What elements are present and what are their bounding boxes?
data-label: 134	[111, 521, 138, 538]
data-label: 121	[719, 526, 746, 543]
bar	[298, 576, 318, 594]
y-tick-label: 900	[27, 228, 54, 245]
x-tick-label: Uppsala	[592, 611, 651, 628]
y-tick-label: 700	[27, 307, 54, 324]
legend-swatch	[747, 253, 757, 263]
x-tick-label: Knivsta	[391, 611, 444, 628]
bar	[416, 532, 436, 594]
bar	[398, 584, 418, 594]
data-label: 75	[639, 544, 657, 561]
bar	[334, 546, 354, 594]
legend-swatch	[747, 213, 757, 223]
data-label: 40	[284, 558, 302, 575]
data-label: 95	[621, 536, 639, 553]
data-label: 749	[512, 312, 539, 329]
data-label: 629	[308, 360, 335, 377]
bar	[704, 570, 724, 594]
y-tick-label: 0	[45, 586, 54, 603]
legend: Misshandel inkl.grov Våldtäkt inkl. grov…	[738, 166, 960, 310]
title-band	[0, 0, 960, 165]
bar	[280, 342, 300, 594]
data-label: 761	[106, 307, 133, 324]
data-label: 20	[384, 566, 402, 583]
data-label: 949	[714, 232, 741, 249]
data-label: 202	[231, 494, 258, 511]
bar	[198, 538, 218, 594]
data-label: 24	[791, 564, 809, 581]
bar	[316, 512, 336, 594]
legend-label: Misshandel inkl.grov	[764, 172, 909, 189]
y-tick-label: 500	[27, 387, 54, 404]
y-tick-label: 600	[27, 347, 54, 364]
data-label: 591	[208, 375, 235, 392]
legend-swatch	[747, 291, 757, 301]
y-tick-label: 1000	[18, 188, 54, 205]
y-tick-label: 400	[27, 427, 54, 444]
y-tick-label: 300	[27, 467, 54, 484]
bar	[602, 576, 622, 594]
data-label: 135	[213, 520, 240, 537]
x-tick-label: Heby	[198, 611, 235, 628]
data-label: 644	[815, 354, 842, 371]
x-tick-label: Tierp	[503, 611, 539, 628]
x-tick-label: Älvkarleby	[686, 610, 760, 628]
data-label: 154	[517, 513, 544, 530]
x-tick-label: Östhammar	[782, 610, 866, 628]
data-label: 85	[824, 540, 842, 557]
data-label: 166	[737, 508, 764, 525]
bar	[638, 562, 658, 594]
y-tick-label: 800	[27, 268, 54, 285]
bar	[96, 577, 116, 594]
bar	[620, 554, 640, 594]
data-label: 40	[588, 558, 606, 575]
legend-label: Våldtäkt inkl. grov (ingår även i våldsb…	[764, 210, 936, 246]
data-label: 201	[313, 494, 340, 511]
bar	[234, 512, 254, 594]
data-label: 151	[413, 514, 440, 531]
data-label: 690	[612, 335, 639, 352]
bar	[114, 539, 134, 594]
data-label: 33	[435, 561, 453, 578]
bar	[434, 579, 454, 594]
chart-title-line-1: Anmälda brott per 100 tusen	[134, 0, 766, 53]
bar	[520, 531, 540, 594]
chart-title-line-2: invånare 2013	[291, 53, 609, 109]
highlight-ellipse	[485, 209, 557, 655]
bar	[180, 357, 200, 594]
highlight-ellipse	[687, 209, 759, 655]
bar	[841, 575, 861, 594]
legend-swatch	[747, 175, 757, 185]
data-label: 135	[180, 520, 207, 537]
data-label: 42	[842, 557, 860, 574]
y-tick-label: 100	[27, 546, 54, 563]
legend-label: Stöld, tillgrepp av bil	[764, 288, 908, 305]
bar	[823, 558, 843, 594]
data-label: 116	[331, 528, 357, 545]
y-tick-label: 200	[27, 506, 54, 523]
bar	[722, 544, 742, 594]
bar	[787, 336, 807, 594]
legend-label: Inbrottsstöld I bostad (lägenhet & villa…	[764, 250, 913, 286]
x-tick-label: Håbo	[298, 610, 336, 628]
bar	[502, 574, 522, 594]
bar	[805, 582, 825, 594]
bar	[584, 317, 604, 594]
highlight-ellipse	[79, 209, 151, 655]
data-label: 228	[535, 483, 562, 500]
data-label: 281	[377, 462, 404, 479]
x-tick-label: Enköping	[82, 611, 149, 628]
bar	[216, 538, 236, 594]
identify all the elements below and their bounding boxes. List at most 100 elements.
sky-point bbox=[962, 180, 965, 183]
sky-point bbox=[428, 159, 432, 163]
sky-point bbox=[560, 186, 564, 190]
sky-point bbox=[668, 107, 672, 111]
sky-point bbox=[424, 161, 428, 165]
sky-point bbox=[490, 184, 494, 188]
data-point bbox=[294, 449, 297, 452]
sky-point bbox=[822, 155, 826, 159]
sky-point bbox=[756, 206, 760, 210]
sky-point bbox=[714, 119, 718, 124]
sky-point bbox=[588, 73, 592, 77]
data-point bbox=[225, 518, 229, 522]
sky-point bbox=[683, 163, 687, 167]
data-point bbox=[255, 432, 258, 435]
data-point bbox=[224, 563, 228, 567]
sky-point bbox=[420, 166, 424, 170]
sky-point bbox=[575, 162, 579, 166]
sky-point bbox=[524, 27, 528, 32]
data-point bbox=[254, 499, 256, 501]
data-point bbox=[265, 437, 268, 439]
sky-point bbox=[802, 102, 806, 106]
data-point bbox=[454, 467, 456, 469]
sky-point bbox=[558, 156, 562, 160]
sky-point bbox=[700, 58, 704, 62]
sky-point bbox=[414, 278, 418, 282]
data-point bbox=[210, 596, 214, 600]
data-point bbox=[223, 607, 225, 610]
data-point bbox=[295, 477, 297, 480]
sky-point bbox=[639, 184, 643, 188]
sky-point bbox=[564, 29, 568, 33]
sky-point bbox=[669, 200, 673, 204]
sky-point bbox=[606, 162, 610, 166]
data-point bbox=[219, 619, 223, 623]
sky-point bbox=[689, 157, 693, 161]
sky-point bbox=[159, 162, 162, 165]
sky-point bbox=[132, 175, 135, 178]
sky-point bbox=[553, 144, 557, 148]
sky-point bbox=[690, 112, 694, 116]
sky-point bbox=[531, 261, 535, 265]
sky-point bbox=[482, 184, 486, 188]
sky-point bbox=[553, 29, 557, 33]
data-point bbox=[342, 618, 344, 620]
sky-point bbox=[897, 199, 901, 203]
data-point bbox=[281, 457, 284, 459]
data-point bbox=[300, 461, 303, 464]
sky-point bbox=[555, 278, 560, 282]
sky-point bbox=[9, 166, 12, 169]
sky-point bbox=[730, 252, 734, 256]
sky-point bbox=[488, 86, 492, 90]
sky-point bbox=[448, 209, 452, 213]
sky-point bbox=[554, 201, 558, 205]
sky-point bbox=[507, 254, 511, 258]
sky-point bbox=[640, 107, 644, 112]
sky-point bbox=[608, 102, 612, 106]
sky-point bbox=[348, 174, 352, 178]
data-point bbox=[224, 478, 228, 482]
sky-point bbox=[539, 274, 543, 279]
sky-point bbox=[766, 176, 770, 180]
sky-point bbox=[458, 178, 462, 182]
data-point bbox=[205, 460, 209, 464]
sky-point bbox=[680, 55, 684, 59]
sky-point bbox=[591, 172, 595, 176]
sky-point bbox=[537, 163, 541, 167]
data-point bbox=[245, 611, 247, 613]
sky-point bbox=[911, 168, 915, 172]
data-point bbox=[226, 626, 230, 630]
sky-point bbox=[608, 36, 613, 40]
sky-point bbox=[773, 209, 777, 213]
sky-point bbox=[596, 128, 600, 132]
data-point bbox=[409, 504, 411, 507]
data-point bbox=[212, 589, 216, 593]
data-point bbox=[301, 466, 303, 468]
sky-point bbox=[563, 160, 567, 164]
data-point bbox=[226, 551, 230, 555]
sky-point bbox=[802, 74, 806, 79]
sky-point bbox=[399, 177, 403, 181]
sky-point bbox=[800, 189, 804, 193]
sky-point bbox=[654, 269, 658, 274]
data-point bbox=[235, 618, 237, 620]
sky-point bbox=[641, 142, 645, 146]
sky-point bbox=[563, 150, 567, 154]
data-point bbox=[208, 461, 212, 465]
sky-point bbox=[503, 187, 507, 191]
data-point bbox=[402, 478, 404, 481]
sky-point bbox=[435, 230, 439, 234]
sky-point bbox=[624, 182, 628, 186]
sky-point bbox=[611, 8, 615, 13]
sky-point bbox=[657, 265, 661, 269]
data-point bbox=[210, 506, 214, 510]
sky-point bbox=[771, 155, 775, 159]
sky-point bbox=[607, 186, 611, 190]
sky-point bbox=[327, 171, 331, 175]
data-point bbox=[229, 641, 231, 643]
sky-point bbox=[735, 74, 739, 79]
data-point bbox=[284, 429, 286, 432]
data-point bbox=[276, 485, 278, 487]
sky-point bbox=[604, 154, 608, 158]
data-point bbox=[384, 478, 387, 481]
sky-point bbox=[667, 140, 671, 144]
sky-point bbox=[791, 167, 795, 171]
--------------------------------------------------
# PROBLEM REQUIREMENTS:
Render the records, from their first line through the line containing "611, 539, 628]", as a numbered list with any blank lines left out.

# EXERCISE ANSWER:
1. What elements are present and what are their bounding boxes?
2. data-label: 134	[111, 521, 138, 538]
3. data-label: 121	[719, 526, 746, 543]
4. bar	[298, 576, 318, 594]
5. y-tick-label: 900	[27, 228, 54, 245]
6. x-tick-label: Uppsala	[592, 611, 651, 628]
7. y-tick-label: 700	[27, 307, 54, 324]
8. legend-swatch	[747, 253, 757, 263]
9. x-tick-label: Knivsta	[391, 611, 444, 628]
10. bar	[416, 532, 436, 594]
11. bar	[398, 584, 418, 594]
12. data-label: 75	[639, 544, 657, 561]
13. bar	[334, 546, 354, 594]
14. legend-swatch	[747, 213, 757, 223]
15. data-label: 40	[284, 558, 302, 575]
16. data-label: 95	[621, 536, 639, 553]
17. data-label: 749	[512, 312, 539, 329]
18. data-label: 629	[308, 360, 335, 377]
19. bar	[704, 570, 724, 594]
20. y-tick-label: 0	[45, 586, 54, 603]
21. legend: Misshandel inkl.grov Våldtäkt inkl. grov…	[738, 166, 960, 310]
22. title-band	[0, 0, 960, 165]
23. bar	[280, 342, 300, 594]
24. data-label: 761	[106, 307, 133, 324]
25. data-label: 20	[384, 566, 402, 583]
26. data-label: 949	[714, 232, 741, 249]
27. data-label: 202	[231, 494, 258, 511]
28. bar	[198, 538, 218, 594]
29. data-label: 24	[791, 564, 809, 581]
30. bar	[316, 512, 336, 594]
31. legend-label: Misshandel inkl.grov	[764, 172, 909, 189]
32. y-tick-label: 500	[27, 387, 54, 404]
33. y-tick-label: 600	[27, 347, 54, 364]
34. data-label: 591	[208, 375, 235, 392]
35. legend-swatch	[747, 291, 757, 301]
36. y-tick-label: 1000	[18, 188, 54, 205]
37. y-tick-label: 400	[27, 427, 54, 444]
38. y-tick-label: 300	[27, 467, 54, 484]
39. bar	[602, 576, 622, 594]
40. data-label: 135	[213, 520, 240, 537]
41. x-tick-label: Heby	[198, 611, 235, 628]
42. data-label: 644	[815, 354, 842, 371]
43. x-tick-label: Tierp	[503, 611, 539, 628]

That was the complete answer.